Rows
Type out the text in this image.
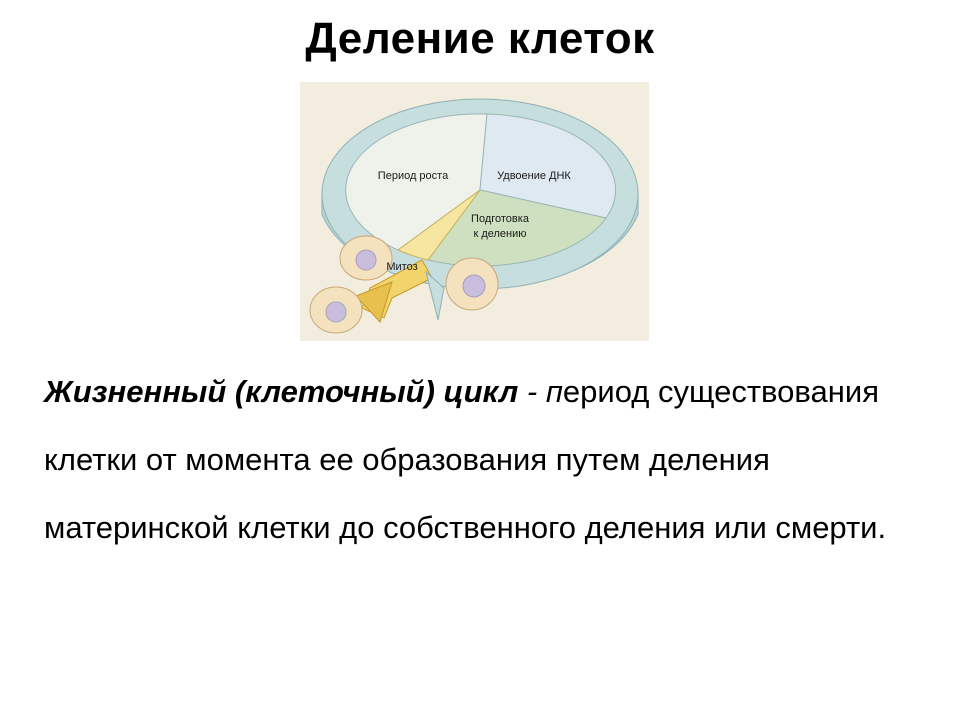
Деление клеток
Период роста	Удвоение ДНК
Подготовка
к делению
Митоз
Жизненный (клеточный) цикл - период существования клетки от момента ее образования путем деления материнской клетки до собственного деления или смерти.
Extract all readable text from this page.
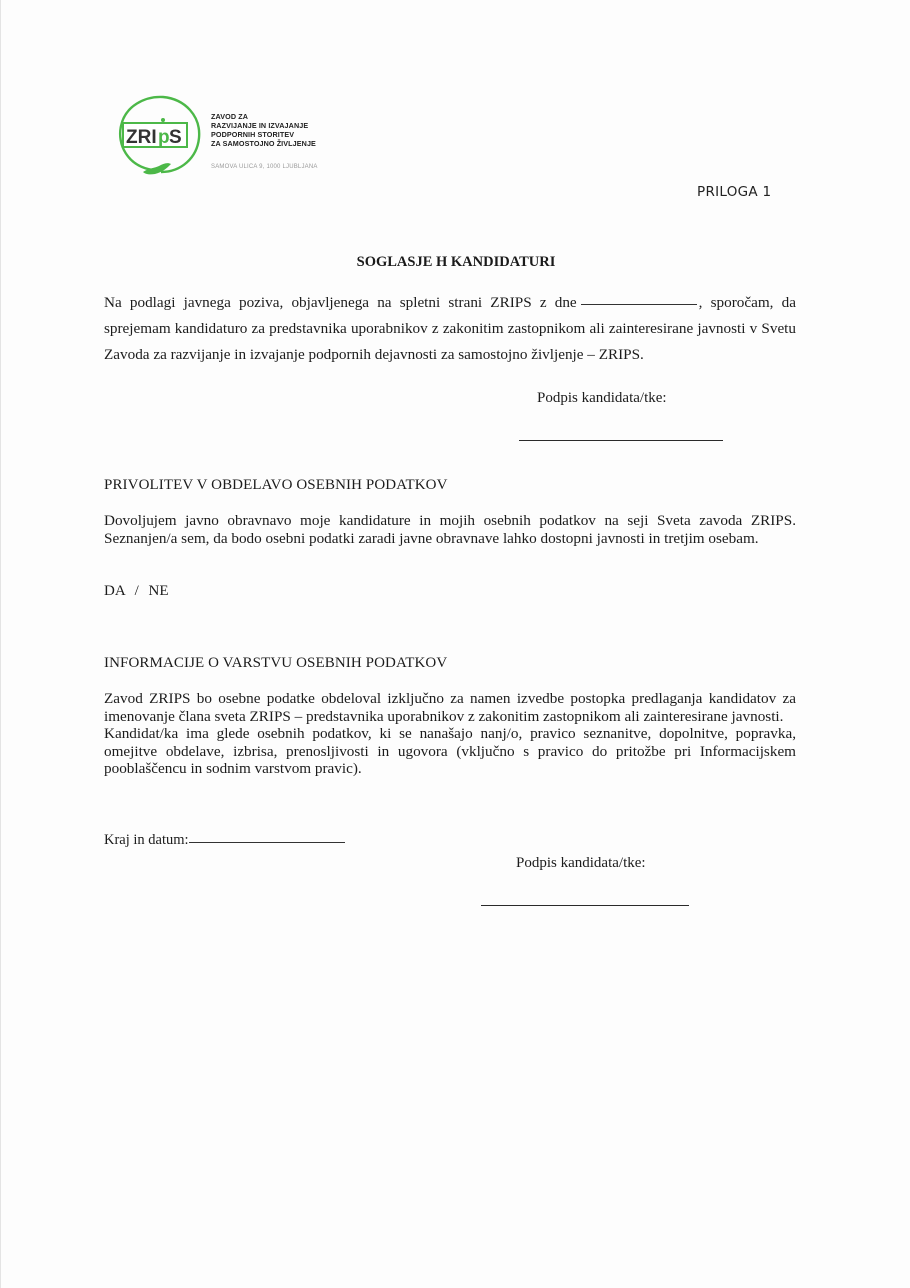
ZRI p S
ZAVOD ZA
RAZVIJANJE IN IZVAJANJE
PODPORNIH STORITEV
ZA SAMOSTOJNO ŽIVLJENJE
SAMOVA ULICA 9, 1000 LJUBLJANA
PRILOGA 1
SOGLASJE H KANDIDATURI
Na podlagi javnega poziva, objavljenega na spletni strani ZRIPS z dne	, sporočam, da sprejemam kandidaturo za predstavnika uporabnikov z zakonitim zastopnikom ali zainteresirane javnosti v Svetu Zavoda za razvijanje in izvajanje podpornih dejavnosti za samostojno življenje – ZRIPS.
Podpis kandidata/tke:
PRIVOLITEV V OBDELAVO OSEBNIH PODATKOV
Dovoljujem javno obravnavo moje kandidature in mojih osebnih podatkov na seji Sveta zavoda ZRIPS. Seznanjen/a sem, da bodo osebni podatki zaradi javne obravnave lahko dostopni javnosti in tretjim osebam.
DA / NE
INFORMACIJE O VARSTVU OSEBNIH PODATKOV
Zavod ZRIPS bo osebne podatke obdeloval izključno za namen izvedbe postopka predlaganja kandidatov za imenovanje člana sveta ZRIPS – predstavnika uporabnikov z zakonitim zastopnikom ali zainteresirane javnosti.
Kandidat/ka ima glede osebnih podatkov, ki se nanašajo nanj/o, pravico seznanitve, dopolnitve, popravka, omejitve obdelave, izbrisa, prenosljivosti in ugovora (vključno s pravico do pritožbe pri Informacijskem pooblaščencu in sodnim varstvom pravic).
Kraj in datum:
Podpis kandidata/tke:
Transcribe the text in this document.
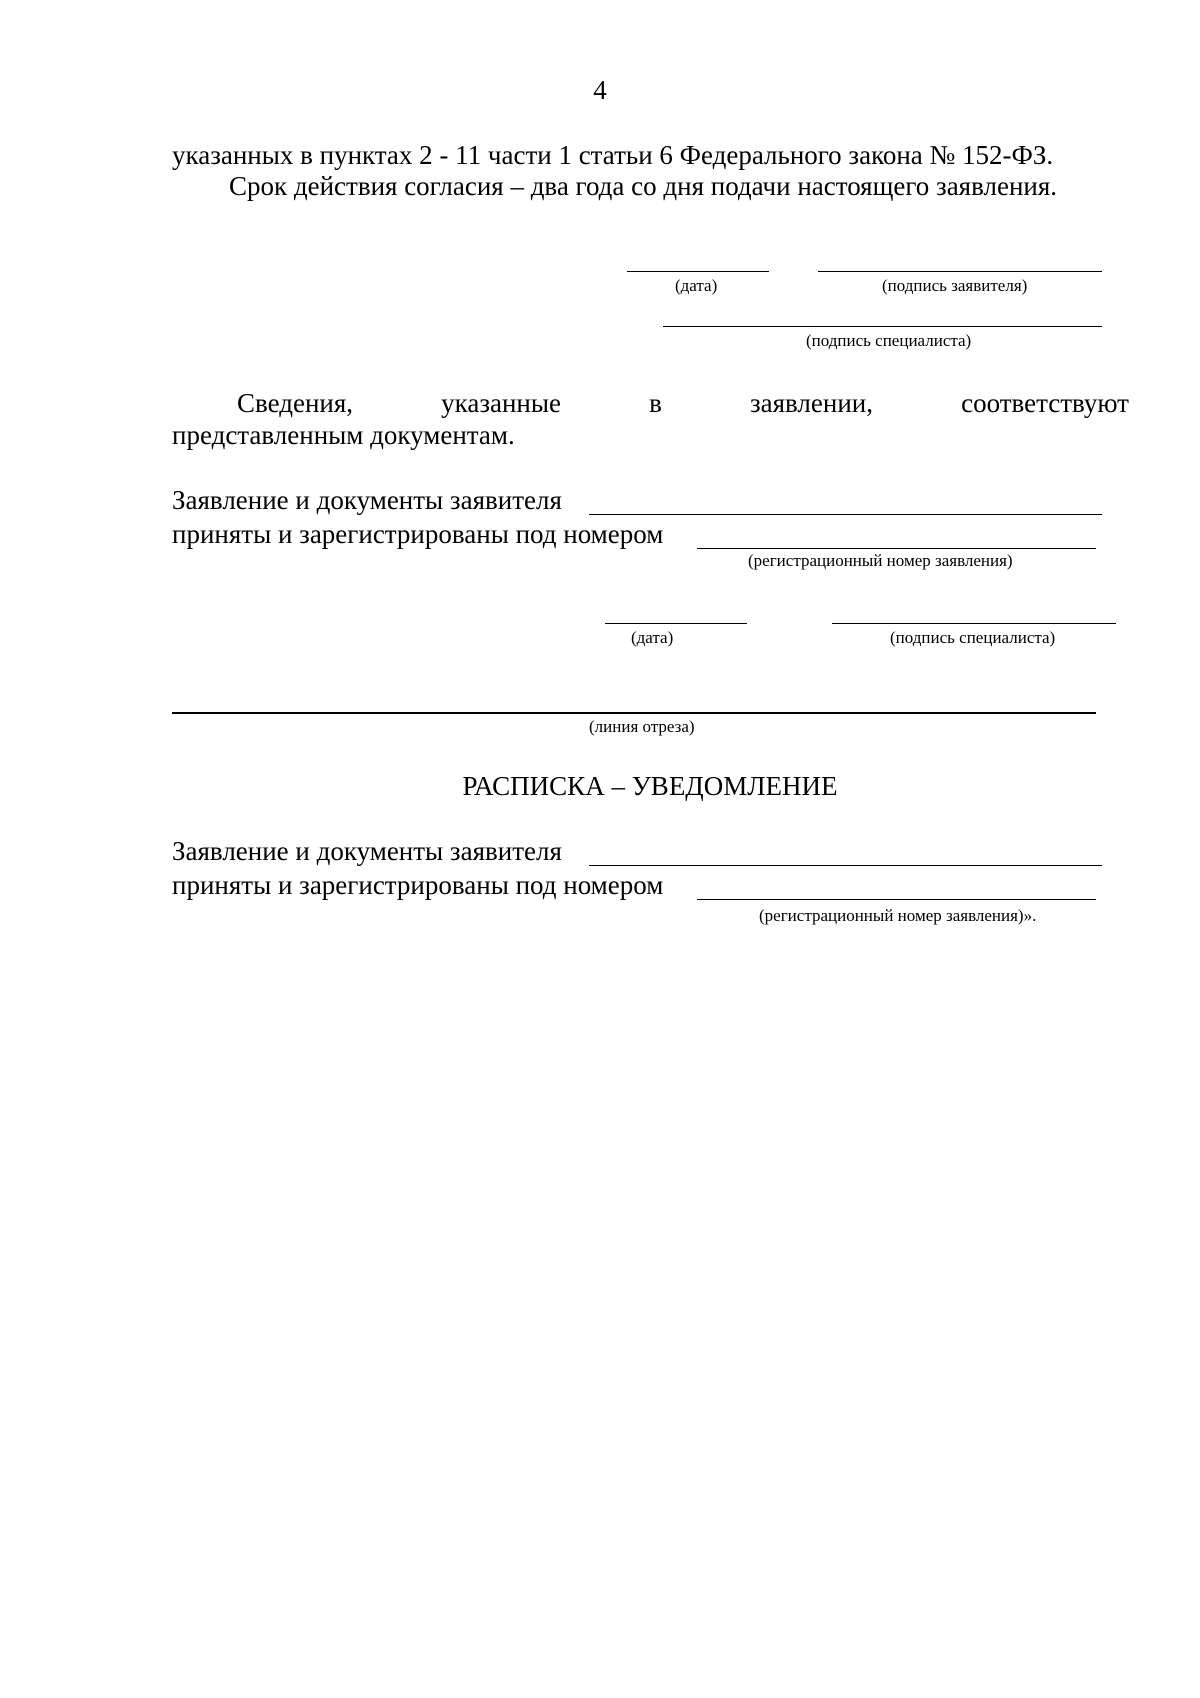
4
указанных в пунктах 2 - 11 части 1 статьи 6 Федерального закона № 152-ФЗ.
Срок действия согласия – два года со дня подачи настоящего заявления.
(дата)	(подпись заявителя)
(подпись специалиста)
Сведения,	указанные	в	заявлении,	соответствуют
представленным документам.
Заявление и документы заявителя
приняты и зарегистрированы под номером
(регистрационный номер заявления)
(дата)	(подпись специалиста)
(линия отреза)
РАСПИСКА – УВЕДОМЛЕНИЕ
Заявление и документы заявителя
приняты и зарегистрированы под номером
(регистрационный номер заявления)».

Exercise aim
Repeat each line of the records above exactly, but do not copy the pictures.

Result
Type out the text in this image.
Деление клеток
Период роста	Удвоение ДНК
Подготовка
к делению
Митоз
Жизненный (клеточный) цикл - период существования клетки от момента ее образования путем деления материнской клетки до собственного деления или смерти.
Extract all readable text from this page.
ZRI p S
ZAVOD ZA
RAZVIJANJE IN IZVAJANJE
PODPORNIH STORITEV
ZA SAMOSTOJNO ŽIVLJENJE
SAMOVA ULICA 9, 1000 LJUBLJANA
PRILOGA 1
SOGLASJE H KANDIDATURI
Na podlagi javnega poziva, objavljenega na spletni strani ZRIPS z dne	, sporočam, da sprejemam kandidaturo za predstavnika uporabnikov z zakonitim zastopnikom ali zainteresirane javnosti v Svetu Zavoda za razvijanje in izvajanje podpornih dejavnosti za samostojno življenje – ZRIPS.
Podpis kandidata/tke:
PRIVOLITEV V OBDELAVO OSEBNIH PODATKOV
Dovoljujem javno obravnavo moje kandidature in mojih osebnih podatkov na seji Sveta zavoda ZRIPS. Seznanjen/a sem, da bodo osebni podatki zaradi javne obravnave lahko dostopni javnosti in tretjim osebam.
DA / NE
INFORMACIJE O VARSTVU OSEBNIH PODATKOV
Zavod ZRIPS bo osebne podatke obdeloval izključno za namen izvedbe postopka predlaganja kandidatov za imenovanje člana sveta ZRIPS – predstavnika uporabnikov z zakonitim zastopnikom ali zainteresirane javnosti.
Kandidat/ka ima glede osebnih podatkov, ki se nanašajo nanj/o, pravico seznanitve, dopolnitve, popravka, omejitve obdelave, izbrisa, prenosljivosti in ugovora (vključno s pravico do pritožbe pri Informacijskem pooblaščencu in sodnim varstvom pravic).
Kraj in datum:
Podpis kandidata/tke:
Transcribe the text in this document.
4
указанных в пунктах 2 - 11 части 1 статьи 6 Федерального закона № 152-ФЗ.
Срок действия согласия – два года со дня подачи настоящего заявления.
(дата)	(подпись заявителя)
(подпись специалиста)
Сведения,	указанные	в	заявлении,	соответствуют
представленным документам.
Заявление и документы заявителя
приняты и зарегистрированы под номером
(регистрационный номер заявления)
(дата)	(подпись специалиста)
(линия отреза)
РАСПИСКА – УВЕДОМЛЕНИЕ
Заявление и документы заявителя
приняты и зарегистрированы под номером
(регистрационный номер заявления)».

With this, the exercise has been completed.